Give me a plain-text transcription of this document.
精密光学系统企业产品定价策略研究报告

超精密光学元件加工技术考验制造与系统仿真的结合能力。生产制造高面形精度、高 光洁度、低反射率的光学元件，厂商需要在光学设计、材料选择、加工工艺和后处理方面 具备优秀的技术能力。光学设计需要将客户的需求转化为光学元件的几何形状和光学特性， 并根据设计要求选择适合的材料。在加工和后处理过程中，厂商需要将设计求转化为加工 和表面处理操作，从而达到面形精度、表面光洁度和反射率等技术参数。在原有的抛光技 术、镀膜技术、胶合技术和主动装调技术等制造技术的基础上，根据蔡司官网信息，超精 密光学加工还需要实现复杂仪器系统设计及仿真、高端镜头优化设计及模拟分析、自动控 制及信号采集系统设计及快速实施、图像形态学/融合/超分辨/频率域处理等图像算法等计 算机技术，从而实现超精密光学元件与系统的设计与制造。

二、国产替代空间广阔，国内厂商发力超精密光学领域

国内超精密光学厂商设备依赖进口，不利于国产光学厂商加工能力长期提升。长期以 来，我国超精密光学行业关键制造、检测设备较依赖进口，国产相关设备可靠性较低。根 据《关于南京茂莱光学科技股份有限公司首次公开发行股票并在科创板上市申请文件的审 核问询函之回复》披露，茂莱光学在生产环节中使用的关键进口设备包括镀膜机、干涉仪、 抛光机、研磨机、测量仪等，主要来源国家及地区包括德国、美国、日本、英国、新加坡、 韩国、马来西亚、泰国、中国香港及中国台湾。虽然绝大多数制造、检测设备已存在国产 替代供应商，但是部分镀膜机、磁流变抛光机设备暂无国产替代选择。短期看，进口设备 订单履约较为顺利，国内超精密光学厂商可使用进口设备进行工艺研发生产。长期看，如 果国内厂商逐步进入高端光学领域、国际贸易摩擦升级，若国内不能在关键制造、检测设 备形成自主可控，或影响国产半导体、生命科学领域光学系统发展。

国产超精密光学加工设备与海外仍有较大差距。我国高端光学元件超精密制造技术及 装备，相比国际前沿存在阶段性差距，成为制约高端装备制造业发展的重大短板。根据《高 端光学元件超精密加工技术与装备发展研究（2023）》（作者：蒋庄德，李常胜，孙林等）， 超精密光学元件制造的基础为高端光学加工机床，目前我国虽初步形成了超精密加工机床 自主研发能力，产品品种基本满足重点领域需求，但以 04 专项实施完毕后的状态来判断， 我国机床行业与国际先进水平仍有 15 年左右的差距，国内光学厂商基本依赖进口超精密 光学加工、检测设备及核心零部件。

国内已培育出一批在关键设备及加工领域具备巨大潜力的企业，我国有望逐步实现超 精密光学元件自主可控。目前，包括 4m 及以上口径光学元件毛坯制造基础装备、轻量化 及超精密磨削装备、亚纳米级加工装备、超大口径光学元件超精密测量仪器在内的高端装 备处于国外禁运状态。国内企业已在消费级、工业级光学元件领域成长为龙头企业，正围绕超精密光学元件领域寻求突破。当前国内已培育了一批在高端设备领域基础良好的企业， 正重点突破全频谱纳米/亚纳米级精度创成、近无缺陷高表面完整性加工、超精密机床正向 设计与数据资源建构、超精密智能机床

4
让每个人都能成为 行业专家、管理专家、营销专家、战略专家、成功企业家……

» TASK GOAL
The listing above should be transcribed in full, exactly as written.

» WRITTEN SOLUTION
Give me a plain-text transcription of this document.
精密光学系统企业产品定价策略研究报告

超精密光学元件加工技术考验制造与系统仿真的结合能力。生产制造高面形精度、高 光洁度、低反射率的光学元件，厂商需要在光学设计、材料选择、加工工艺和后处理方面 具备优秀的技术能力。光学设计需要将客户的需求转化为光学元件的几何形状和光学特性， 并根据设计要求选择适合的材料。在加工和后处理过程中，厂商需要将设计求转化为加工 和表面处理操作，从而达到面形精度、表面光洁度和反射率等技术参数。在原有的抛光技 术、镀膜技术、胶合技术和主动装调技术等制造技术的基础上，根据蔡司官网信息，超精 密光学加工还需要实现复杂仪器系统设计及仿真、高端镜头优化设计及模拟分析、自动控 制及信号采集系统设计及快速实施、图像形态学/融合/超分辨/频率域处理等图像算法等计 算机技术，从而实现超精密光学元件与系统的设计与制造。

二、国产替代空间广阔，国内厂商发力超精密光学领域

国内超精密光学厂商设备依赖进口，不利于国产光学厂商加工能力长期提升。长期以 来，我国超精密光学行业关键制造、检测设备较依赖进口，国产相关设备可靠性较低。根 据《关于南京茂莱光学科技股份有限公司首次公开发行股票并在科创板上市申请文件的审 核问询函之回复》披露，茂莱光学在生产环节中使用的关键进口设备包括镀膜机、干涉仪、 抛光机、研磨机、测量仪等，主要来源国家及地区包括德国、美国、日本、英国、新加坡、 韩国、马来西亚、泰国、中国香港及中国台湾。虽然绝大多数制造、检测设备已存在国产 替代供应商，但是部分镀膜机、磁流变抛光机设备暂无国产替代选择。短期看，进口设备 订单履约较为顺利，国内超精密光学厂商可使用进口设备进行工艺研发生产。长期看，如 果国内厂商逐步进入高端光学领域、国际贸易摩擦升级，若国内不能在关键制造、检测设 备形成自主可控，或影响国产半导体、生命科学领域光学系统发展。

国产超精密光学加工设备与海外仍有较大差距。我国高端光学元件超精密制造技术及 装备，相比国际前沿存在阶段性差距，成为制约高端装备制造业发展的重大短板。根据《高 端光学元件超精密加工技术与装备发展研究（2023）》（作者：蒋庄德，李常胜，孙林等）， 超精密光学元件制造的基础为高端光学加工机床，目前我国虽初步形成了超精密加工机床 自主研发能力，产品品种基本满足重点领域需求，但以 04 专项实施完毕后的状态来判断， 我国机床行业与国际先进水平仍有 15 年左右的差距，国内光学厂商基本依赖进口超精密 光学加工、检测设备及核心零部件。

国内已培育出一批在关键设备及加工领域具备巨大潜力的企业，我国有望逐步实现超 精密光学元件自主可控。目前，包括 4m 及以上口径光学元件毛坯制造基础装备、轻量化 及超精密磨削装备、亚纳米级加工装备、超大口径光学元件超精密测量仪器在内的高端装 备处于国外禁运状态。国内企业已在消费级、工业级光学元件领域成长为龙头企业，正围绕超精密光学元件领域寻求突破。当前国内已培育了一批在高端设备领域基础良好的企业， 正重点突破全频谱纳米/亚纳米级精度创成、近无缺陷高表面完整性加工、超精密机床正向 设计与数据资源建构、超精密智能机床

4
让每个人都能成为 行业专家、管理专家、营销专家、战略专家、成功企业家……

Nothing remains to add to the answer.